(Stored items)
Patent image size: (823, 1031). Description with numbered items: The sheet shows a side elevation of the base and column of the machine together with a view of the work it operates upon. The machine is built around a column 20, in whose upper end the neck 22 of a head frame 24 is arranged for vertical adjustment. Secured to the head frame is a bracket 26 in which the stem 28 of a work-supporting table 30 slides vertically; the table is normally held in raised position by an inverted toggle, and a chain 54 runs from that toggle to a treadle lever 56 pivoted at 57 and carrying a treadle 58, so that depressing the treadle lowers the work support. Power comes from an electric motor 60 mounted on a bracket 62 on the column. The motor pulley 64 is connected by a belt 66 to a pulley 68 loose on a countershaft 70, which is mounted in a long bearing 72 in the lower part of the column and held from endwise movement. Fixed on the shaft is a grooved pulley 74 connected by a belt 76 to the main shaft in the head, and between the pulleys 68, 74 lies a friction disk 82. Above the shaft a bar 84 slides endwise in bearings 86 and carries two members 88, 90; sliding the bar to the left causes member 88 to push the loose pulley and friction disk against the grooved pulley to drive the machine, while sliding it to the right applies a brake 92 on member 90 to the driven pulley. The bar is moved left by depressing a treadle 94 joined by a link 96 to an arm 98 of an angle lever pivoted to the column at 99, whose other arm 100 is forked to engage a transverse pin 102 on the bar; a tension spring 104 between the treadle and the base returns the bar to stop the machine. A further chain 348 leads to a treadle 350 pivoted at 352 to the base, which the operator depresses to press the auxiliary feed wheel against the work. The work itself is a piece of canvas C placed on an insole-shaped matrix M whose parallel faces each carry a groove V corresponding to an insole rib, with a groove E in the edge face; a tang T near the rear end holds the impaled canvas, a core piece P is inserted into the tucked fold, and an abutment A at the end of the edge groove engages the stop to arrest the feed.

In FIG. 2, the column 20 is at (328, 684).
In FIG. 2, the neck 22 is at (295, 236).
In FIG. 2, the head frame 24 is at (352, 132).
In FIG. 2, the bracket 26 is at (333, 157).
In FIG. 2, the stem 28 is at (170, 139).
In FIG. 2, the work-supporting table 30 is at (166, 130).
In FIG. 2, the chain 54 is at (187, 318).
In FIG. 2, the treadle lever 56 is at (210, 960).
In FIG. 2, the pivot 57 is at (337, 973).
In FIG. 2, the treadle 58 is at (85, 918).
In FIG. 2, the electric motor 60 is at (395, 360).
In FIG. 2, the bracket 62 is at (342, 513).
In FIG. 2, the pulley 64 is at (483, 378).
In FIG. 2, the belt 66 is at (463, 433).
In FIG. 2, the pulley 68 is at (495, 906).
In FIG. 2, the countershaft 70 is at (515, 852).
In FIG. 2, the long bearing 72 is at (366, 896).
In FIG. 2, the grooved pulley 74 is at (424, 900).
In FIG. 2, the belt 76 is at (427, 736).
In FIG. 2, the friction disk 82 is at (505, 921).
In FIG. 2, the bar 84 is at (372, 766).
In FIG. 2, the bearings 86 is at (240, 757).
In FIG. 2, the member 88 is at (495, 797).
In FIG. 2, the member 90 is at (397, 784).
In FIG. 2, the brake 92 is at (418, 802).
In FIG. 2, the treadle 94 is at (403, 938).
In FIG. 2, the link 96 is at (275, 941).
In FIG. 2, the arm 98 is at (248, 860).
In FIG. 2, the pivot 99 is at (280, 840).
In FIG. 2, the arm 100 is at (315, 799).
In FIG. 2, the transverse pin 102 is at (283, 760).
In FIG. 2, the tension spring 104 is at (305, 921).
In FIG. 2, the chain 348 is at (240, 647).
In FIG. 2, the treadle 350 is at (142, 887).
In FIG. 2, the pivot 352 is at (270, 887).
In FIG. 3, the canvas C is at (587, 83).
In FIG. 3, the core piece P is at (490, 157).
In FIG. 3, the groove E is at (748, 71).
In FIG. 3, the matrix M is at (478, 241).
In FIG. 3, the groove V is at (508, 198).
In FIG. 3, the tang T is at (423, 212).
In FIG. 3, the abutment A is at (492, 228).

▸ Written exercise
Can you output these entries as a two-column CSV with the columns "description" and "positions"? Give one row per entry, with the entry's text under "description" and its answer under "positions", each in a single quoted field with line breaks replaced by spaces.

▸ Response below
description,positions
"Patent image size: (823, 1031). Description with numbered items: The sheet shows a side elevation of the base and column of the machine together with a view of the work it operates upon. The machine is built around a column 20, in whose upper end the neck 22 of a head frame 24 is arranged for vertical adjustment. Secured to the head frame is a bracket 26 in which the stem 28 of a work-supporting table 30 slides vertically; the table is normally held in raised position by an inverted toggle, and a chain 54 runs from that toggle to a treadle lever 56 pivoted at 57 and carrying a treadle 58, so that depressing the treadle lowers the work support. Power comes from an electric motor 60 mounted on a bracket 62 on the column. The motor pulley 64 is connected by a belt 66 to a pulley 68 loose on a countershaft 70, which is mounted in a long bearing 72 in the lower part of the column and held from endwise movement. Fixed on the shaft is a grooved pulley 74 connected by a belt 76 to the main shaft in the head, and between the pulleys 68, 74 lies a friction disk 82. Above the shaft a bar 84 slides endwise in bearings 86 and carries two members 88, 90; sliding the bar to the left causes member 88 to push the loose pulley and friction disk against the grooved pulley to drive the machine, while sliding it to the right applies a brake 92 on member 90 to the driven pulley. The bar is moved left by depressing a treadle 94 joined by a link 96 to an arm 98 of an angle lever pivoted to the column at 99, whose other arm 100 is forked to engage a transverse pin 102 on the bar; a tension spring 104 between the treadle and the base returns the bar to stop the machine. A further chain 348 leads to a treadle 350 pivoted at 352 to the base, which the operator depresses to press the auxiliary feed wheel against the work. The work itself is a piece of canvas C placed on an insole-shaped matrix M whose parallel faces each carry a groove V corresponding to an insole rib, with a groove E in the edge face; a tang T near the rear end holds the impaled canvas, a core piece P is inserted into the tucked fold, and an abutment A at the end of the edge groove engages the stop to arrest the feed.","In FIG. 2, the column 20 is at (328, 684). In FIG. 2, the neck 22 is at (295, 236). In FIG. 2, the head frame 24 is at (352, 132). In FIG. 2, the bracket 26 is at (333, 157). In FIG. 2, the stem 28 is at (170, 139). In FIG. 2, the work-supporting table 30 is at (166, 130). In FIG. 2, the chain 54 is at (187, 318). In FIG. 2, the treadle lever 56 is at (210, 960). In FIG. 2, the pivot 57 is at (337, 973). In FIG. 2, the treadle 58 is at (85, 918). In FIG. 2, the electric motor 60 is at (395, 360). In FIG. 2, the bracket 62 is at (342, 513). In FIG. 2, the pulley 64 is at (483, 378). In FIG. 2, the belt 66 is at (463, 433). In FIG. 2, the pulley 68 is at (495, 906). In FIG. 2, the countershaft 70 is at (515, 852). In FIG. 2, the long bearing 72 is at (366, 896). In FIG. 2, the grooved pulley 74 is at (424, 900). In FIG. 2, the belt 76 is at (427, 736). In FIG. 2, the friction disk 82 is at (505, 921). In FIG. 2, the bar 84 is at (372, 766). In FIG. 2, the bearings 86 is at (240, 757). In FIG. 2, the member 88 is at (495, 797). In FIG. 2, the member 90 is at (397, 784). In FIG. 2, the brake 92 is at (418, 802). In FIG. 2, the treadle 94 is at (403, 938). In FIG. 2, the link 96 is at (275, 941). In FIG. 2, the arm 98 is at (248, 860). In FIG. 2, the pivot 99 is at (280, 840). In FIG. 2, the arm 100 is at (315, 799). In FIG. 2, the transverse pin 102 is at (283, 760). In FIG. 2, the tension spring 104 is at (305, 921). In FIG. 2, the chain 348 is at (240, 647). In FIG. 2, the treadle 350 is at (142, 887). In FIG. 2, the pivot 352 is at (270, 887). In FIG. 3, the canvas C is at (587, 83). In FIG. 3, the core piece P is at (490, 157). In FIG. 3, the groove E is at (748, 71). In FIG. 3, the matrix M is at (478, 241). In FIG. 3, the groove V is at (508, 198). In FIG. 3, the tang T is at (423, 212). In FIG. 3, the abutment A is at (492, 228)."